Directions for this task: Restate the data below word for word. Skip any images it contains.

Information given:

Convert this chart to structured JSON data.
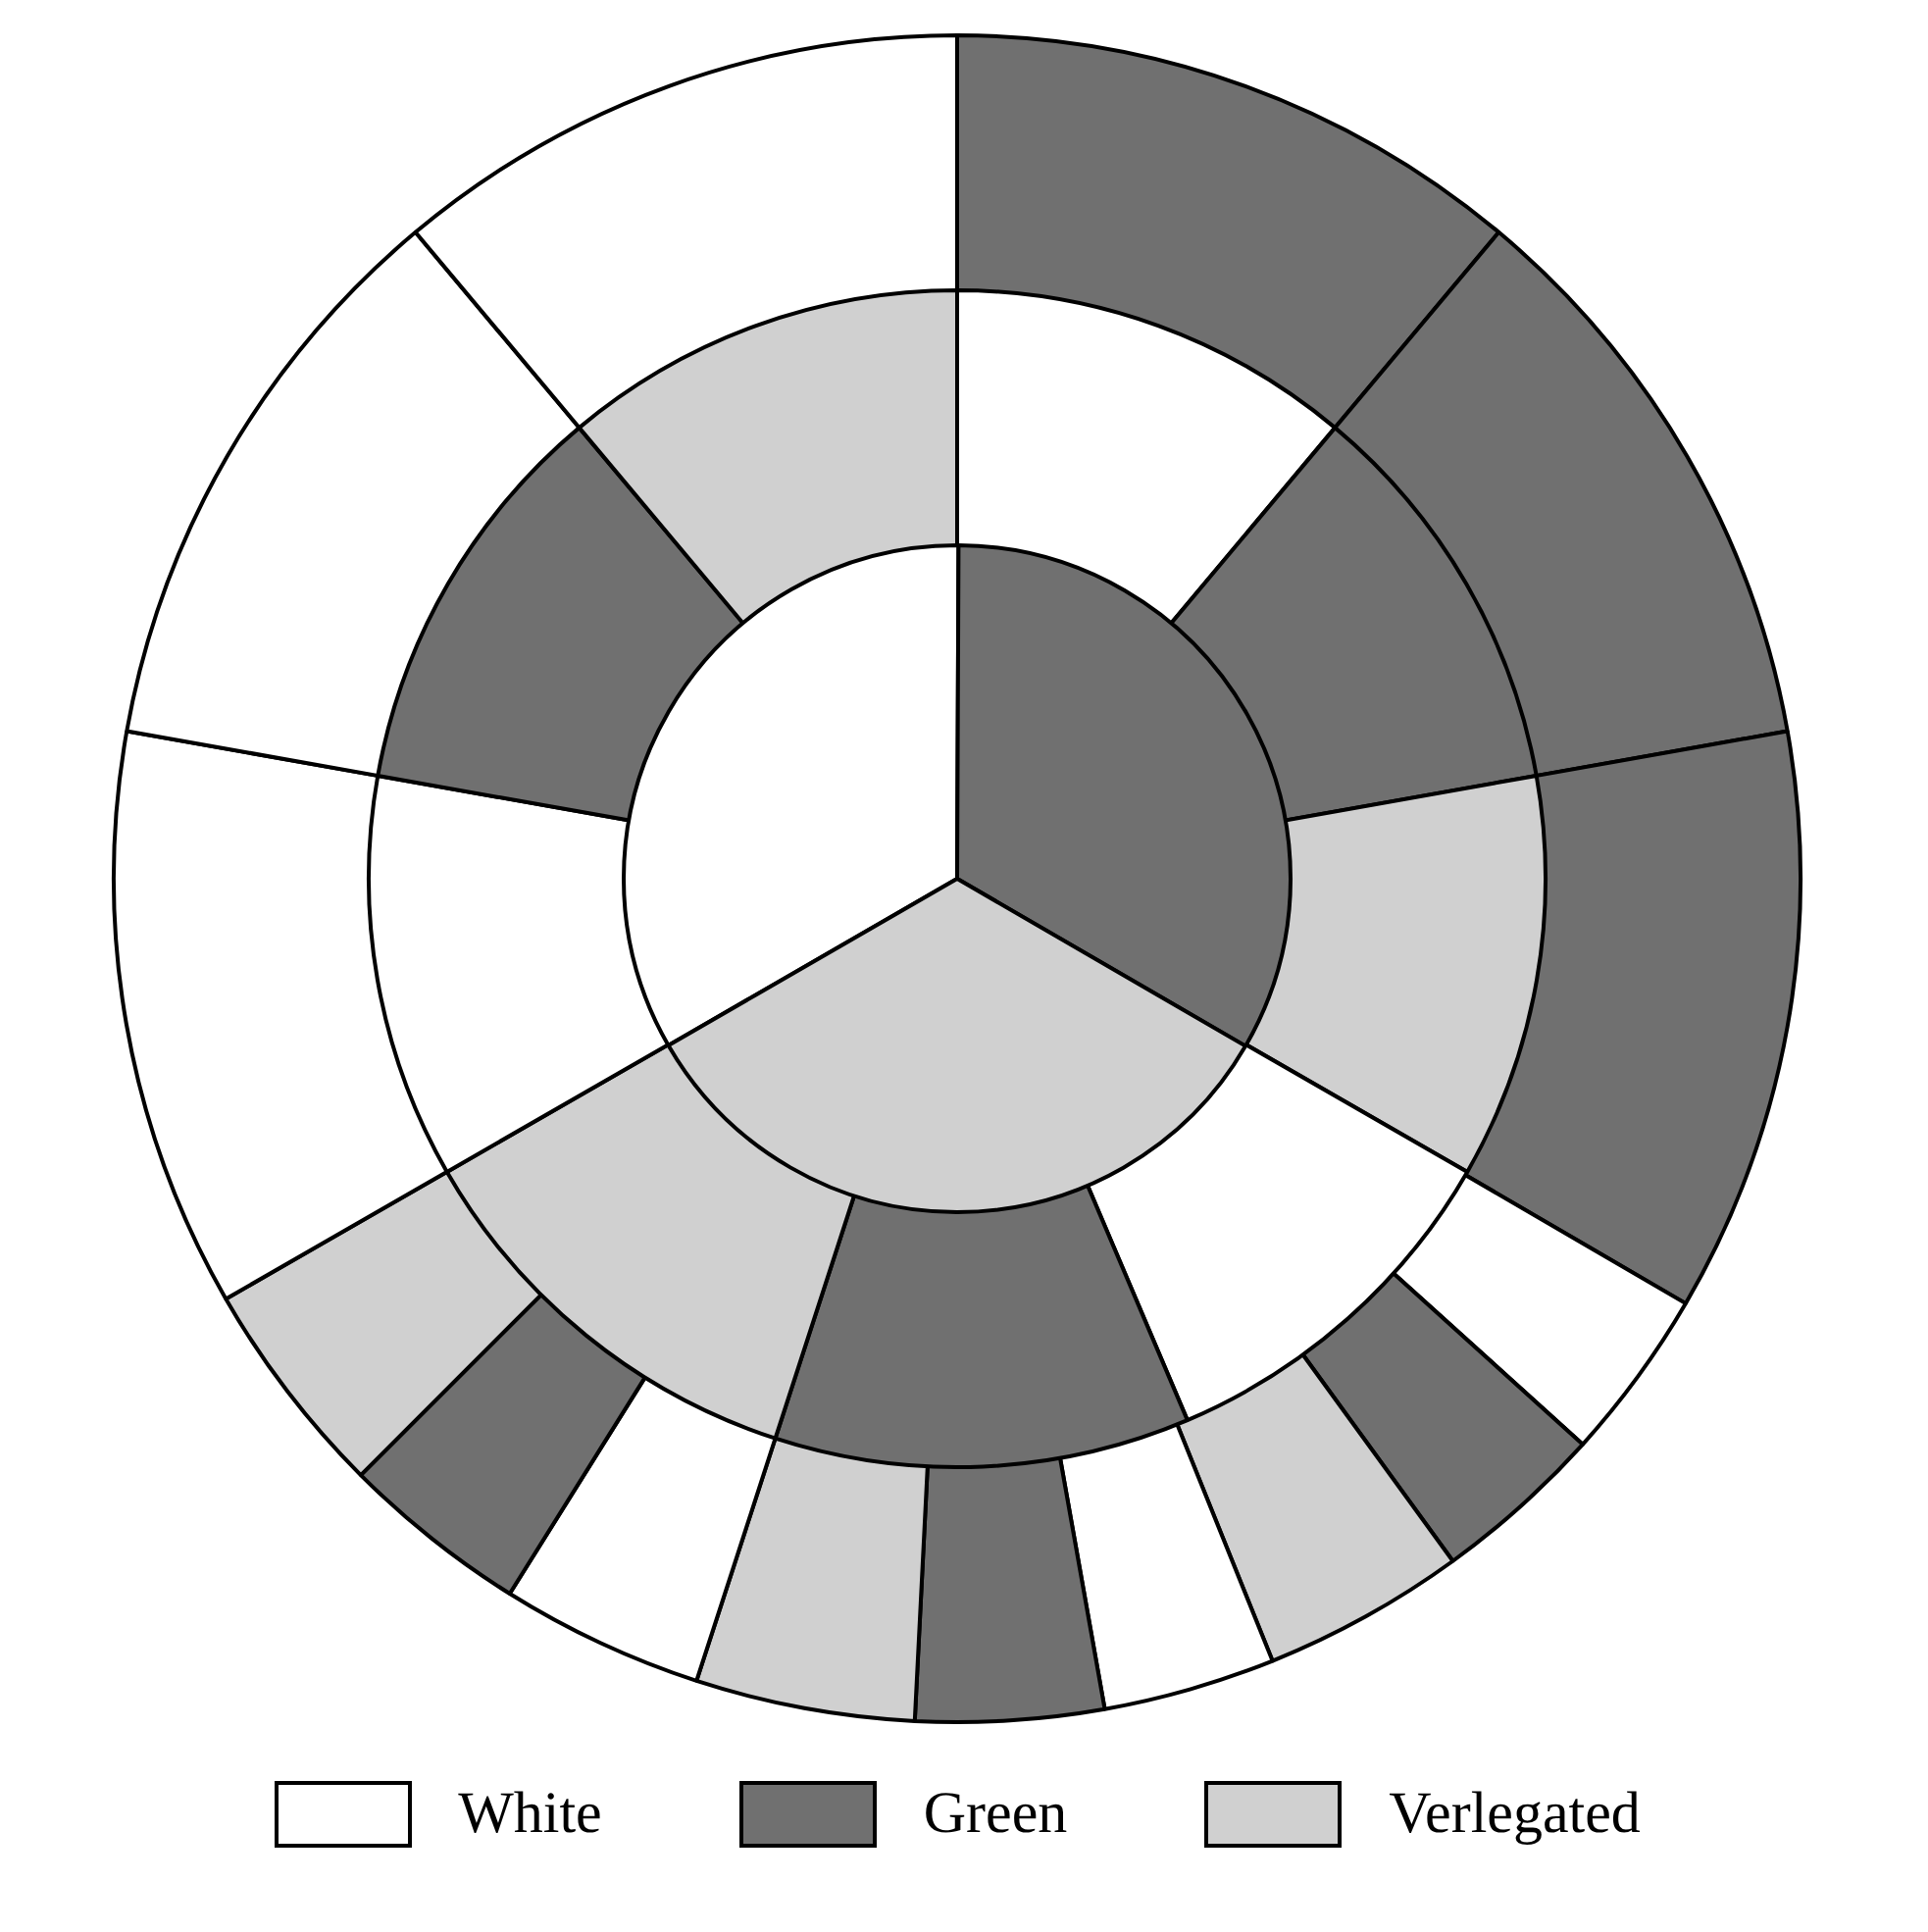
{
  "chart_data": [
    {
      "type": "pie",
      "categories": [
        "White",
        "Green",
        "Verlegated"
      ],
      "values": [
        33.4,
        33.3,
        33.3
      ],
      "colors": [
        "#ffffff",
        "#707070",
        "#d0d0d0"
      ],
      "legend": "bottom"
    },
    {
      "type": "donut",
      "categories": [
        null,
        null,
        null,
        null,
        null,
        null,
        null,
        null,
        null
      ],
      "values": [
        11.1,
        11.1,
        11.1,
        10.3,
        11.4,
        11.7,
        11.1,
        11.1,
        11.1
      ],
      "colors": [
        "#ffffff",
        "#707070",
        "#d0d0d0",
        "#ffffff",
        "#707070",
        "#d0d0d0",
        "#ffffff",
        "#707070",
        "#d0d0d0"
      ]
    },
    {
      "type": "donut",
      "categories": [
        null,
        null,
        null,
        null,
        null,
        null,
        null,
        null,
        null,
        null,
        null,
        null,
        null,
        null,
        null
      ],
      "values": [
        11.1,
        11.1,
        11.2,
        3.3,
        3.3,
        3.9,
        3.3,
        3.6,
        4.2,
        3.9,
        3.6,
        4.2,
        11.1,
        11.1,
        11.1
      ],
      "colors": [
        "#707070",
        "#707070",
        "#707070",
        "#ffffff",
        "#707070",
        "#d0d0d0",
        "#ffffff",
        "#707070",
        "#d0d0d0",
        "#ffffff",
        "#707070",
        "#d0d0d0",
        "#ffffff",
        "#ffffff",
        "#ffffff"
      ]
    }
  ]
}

Complete output:
Convert this chart to structured JSON data.
{
  "chart_data": [
    {
      "type": "pie",
      "categories": [
        "White",
        "Green",
        "Verlegated"
      ],
      "values": [
        33.4,
        33.3,
        33.3
      ],
      "colors": [
        "#ffffff",
        "#707070",
        "#d0d0d0"
      ],
      "legend": "bottom"
    },
    {
      "type": "donut",
      "categories": [
        null,
        null,
        null,
        null,
        null,
        null,
        null,
        null,
        null
      ],
      "values": [
        11.1,
        11.1,
        11.1,
        10.3,
        11.4,
        11.7,
        11.1,
        11.1,
        11.1
      ],
      "colors": [
        "#ffffff",
        "#707070",
        "#d0d0d0",
        "#ffffff",
        "#707070",
        "#d0d0d0",
        "#ffffff",
        "#707070",
        "#d0d0d0"
      ]
    },
    {
      "type": "donut",
      "categories": [
        null,
        null,
        null,
        null,
        null,
        null,
        null,
        null,
        null,
        null,
        null,
        null,
        null,
        null,
        null
      ],
      "values": [
        11.1,
        11.1,
        11.2,
        3.3,
        3.3,
        3.9,
        3.3,
        3.6,
        4.2,
        3.9,
        3.6,
        4.2,
        11.1,
        11.1,
        11.1
      ],
      "colors": [
        "#707070",
        "#707070",
        "#707070",
        "#ffffff",
        "#707070",
        "#d0d0d0",
        "#ffffff",
        "#707070",
        "#d0d0d0",
        "#ffffff",
        "#707070",
        "#d0d0d0",
        "#ffffff",
        "#ffffff",
        "#ffffff"
      ]
    }
  ]
}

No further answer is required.